**Instructions for the task**. Pull each line holding "time" out of the entries below.

:: Input data ::

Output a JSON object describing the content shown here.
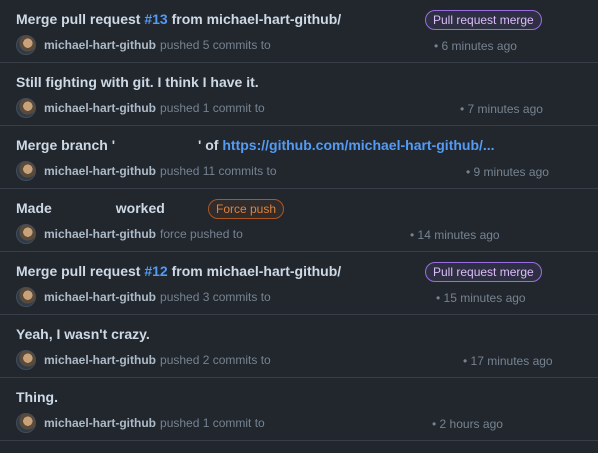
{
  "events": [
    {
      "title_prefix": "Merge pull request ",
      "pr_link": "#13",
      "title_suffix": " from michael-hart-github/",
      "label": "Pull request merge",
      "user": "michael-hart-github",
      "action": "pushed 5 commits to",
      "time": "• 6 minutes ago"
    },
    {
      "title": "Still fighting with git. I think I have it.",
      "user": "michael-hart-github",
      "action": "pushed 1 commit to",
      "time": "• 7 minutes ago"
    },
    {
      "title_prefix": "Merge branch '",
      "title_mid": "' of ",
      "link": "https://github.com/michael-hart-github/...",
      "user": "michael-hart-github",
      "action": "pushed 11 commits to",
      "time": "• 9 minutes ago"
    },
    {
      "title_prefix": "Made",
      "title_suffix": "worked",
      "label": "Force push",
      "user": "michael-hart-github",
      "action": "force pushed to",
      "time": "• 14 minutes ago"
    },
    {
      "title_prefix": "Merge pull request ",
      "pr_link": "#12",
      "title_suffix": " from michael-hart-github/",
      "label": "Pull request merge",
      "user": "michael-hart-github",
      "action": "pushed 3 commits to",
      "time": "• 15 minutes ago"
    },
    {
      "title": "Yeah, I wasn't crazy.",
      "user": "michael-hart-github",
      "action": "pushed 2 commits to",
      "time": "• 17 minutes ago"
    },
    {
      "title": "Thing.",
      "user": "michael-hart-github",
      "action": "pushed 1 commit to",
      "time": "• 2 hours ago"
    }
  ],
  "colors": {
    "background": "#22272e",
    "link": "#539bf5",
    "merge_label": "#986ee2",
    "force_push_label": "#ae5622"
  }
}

:::
:: Input data ::

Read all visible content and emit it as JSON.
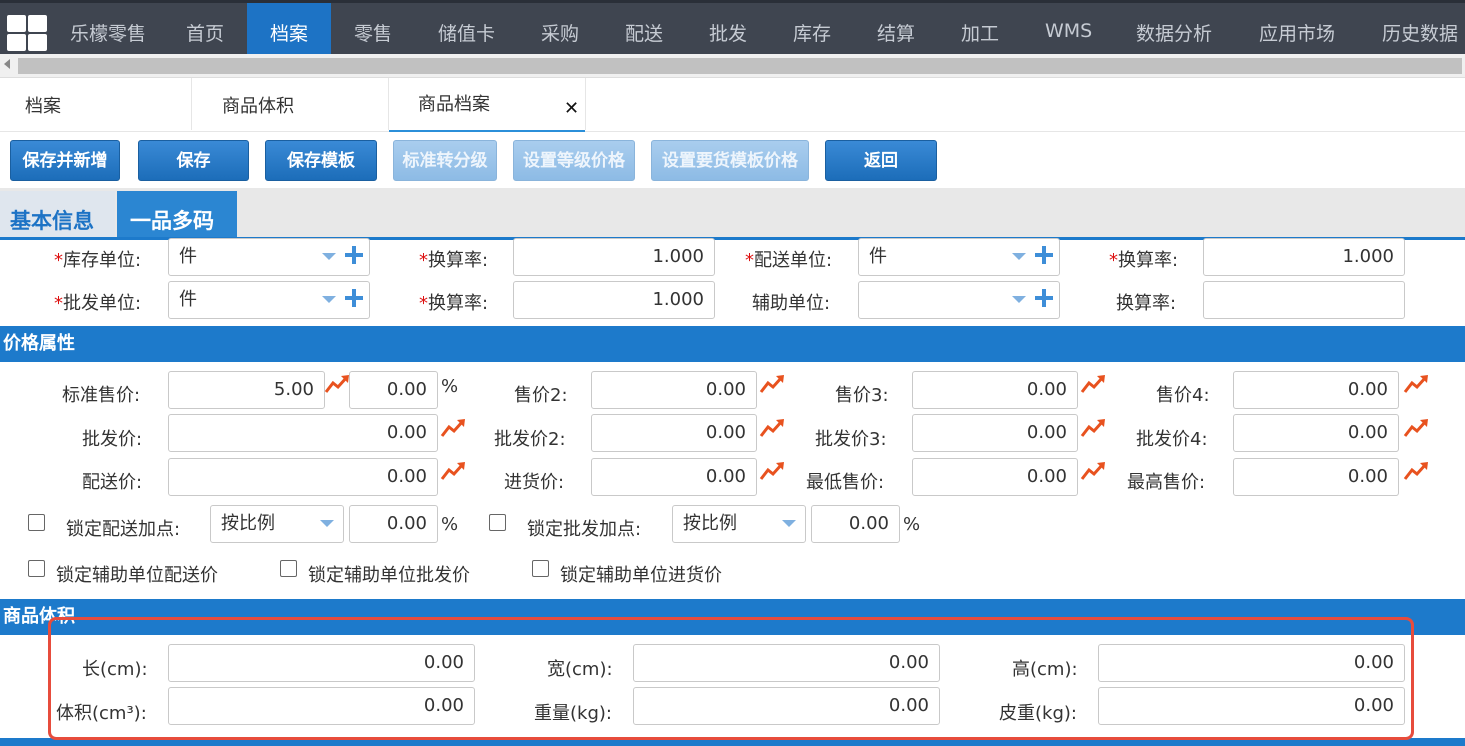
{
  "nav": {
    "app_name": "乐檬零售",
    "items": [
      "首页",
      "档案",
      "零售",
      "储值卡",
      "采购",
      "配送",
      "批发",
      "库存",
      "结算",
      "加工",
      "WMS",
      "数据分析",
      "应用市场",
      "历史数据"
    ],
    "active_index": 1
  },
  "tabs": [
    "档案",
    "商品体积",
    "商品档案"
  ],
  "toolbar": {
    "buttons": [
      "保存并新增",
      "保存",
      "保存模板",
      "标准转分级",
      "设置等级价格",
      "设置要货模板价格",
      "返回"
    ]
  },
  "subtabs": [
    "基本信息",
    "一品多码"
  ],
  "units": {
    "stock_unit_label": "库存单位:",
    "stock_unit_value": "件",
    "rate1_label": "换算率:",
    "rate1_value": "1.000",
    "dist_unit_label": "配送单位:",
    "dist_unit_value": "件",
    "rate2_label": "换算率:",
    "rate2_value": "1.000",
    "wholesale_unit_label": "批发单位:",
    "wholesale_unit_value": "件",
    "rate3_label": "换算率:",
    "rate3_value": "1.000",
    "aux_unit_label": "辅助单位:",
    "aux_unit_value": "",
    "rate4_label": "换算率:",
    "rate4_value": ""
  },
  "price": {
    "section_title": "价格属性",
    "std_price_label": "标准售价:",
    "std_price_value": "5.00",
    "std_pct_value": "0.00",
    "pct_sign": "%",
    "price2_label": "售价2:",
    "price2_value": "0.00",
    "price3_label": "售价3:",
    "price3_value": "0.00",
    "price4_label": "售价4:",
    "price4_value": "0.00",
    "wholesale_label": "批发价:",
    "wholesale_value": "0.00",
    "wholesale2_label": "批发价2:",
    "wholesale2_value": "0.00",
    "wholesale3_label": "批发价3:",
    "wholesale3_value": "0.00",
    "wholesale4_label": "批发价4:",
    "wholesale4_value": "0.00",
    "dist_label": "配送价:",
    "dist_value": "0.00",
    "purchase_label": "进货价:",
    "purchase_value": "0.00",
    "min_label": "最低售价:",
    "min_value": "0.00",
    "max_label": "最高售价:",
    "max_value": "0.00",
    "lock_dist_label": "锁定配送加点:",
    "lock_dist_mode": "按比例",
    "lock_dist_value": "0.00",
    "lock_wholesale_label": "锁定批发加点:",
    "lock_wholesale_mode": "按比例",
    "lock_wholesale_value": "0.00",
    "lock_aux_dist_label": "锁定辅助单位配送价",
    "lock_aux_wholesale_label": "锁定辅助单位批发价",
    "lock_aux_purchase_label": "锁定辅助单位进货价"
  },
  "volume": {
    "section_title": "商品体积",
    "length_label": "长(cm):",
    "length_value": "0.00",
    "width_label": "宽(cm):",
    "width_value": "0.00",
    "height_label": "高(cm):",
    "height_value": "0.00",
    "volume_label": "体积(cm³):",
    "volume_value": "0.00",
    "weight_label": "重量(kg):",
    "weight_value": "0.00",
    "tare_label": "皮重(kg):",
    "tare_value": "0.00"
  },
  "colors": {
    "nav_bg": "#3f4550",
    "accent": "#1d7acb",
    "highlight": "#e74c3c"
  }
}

:::

**The response**.
      "time": "• 6 minutes ago"
      "time": "• 7 minutes ago"
      "time": "• 9 minutes ago"
      "time": "• 14 minutes ago"
      "time": "• 15 minutes ago"
      "time": "• 17 minutes ago"
      "time": "• 2 hours ago"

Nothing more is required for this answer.